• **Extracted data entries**
——

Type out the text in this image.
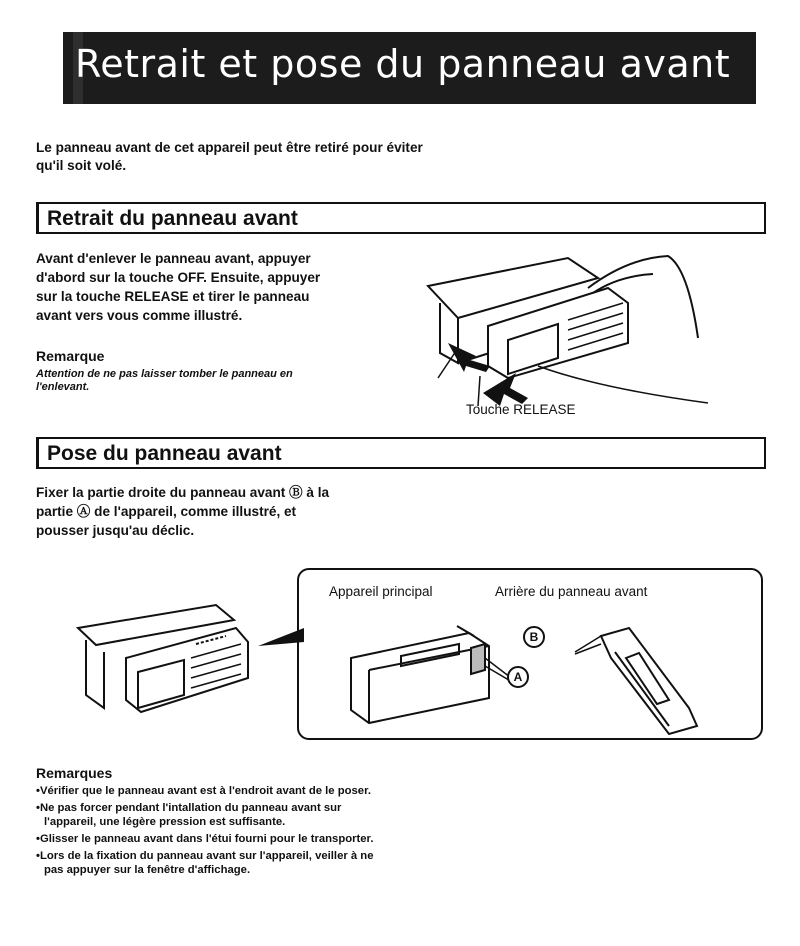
Retrait et pose du panneau avant

Le panneau avant de cet appareil peut être retiré pour éviter

qu'il soit volé.

Retrait du panneau avant

Avant d'enlever le panneau avant, appuyer

d'abord sur la touche OFF. Ensuite, appuyer

sur la touche RELEASE et tirer le panneau

avant vers vous comme illustré.

Remarque

Attention de ne pas laisser tomber le panneau en

l'enlevant.

Touche RELEASE
Pose du panneau avant

Fixer la partie droite du panneau avant Ⓑ à la

partie Ⓐ de l'appareil, comme illustré, et

pousser jusqu'au déclic.

Appareil principal	Arrière du panneau avant
B
A
Remarques
•Vérifier que le panneau avant est à l'endroit avant de le poser.
•Ne pas forcer pendant l'intallation du panneau avant sur l'appareil, une légère pression est suffisante.
•Glisser le panneau avant dans l'étui fourni pour le transporter.
•Lors de la fixation du panneau avant sur l'appareil, veiller à ne pas appuyer sur la fenêtre d'affichage.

——

• **Task goal**
Quote the records above exactly, leaving out any pictures.

• **The answer**
Type out the text in this image.
Retrait et pose du panneau avant

Le panneau avant de cet appareil peut être retiré pour éviter

qu'il soit volé.

Retrait du panneau avant

Avant d'enlever le panneau avant, appuyer

d'abord sur la touche OFF. Ensuite, appuyer

sur la touche RELEASE et tirer le panneau

avant vers vous comme illustré.

Remarque

Attention de ne pas laisser tomber le panneau en

l'enlevant.

Touche RELEASE
Pose du panneau avant

Fixer la partie droite du panneau avant Ⓑ à la

partie Ⓐ de l'appareil, comme illustré, et

pousser jusqu'au déclic.

Appareil principal	Arrière du panneau avant
B
A
Remarques
•Vérifier que le panneau avant est à l'endroit avant de le poser.
•Ne pas forcer pendant l'intallation du panneau avant sur l'appareil, une légère pression est suffisante.
•Glisser le panneau avant dans l'étui fourni pour le transporter.
•Lors de la fixation du panneau avant sur l'appareil, veiller à ne pas appuyer sur la fenêtre d'affichage.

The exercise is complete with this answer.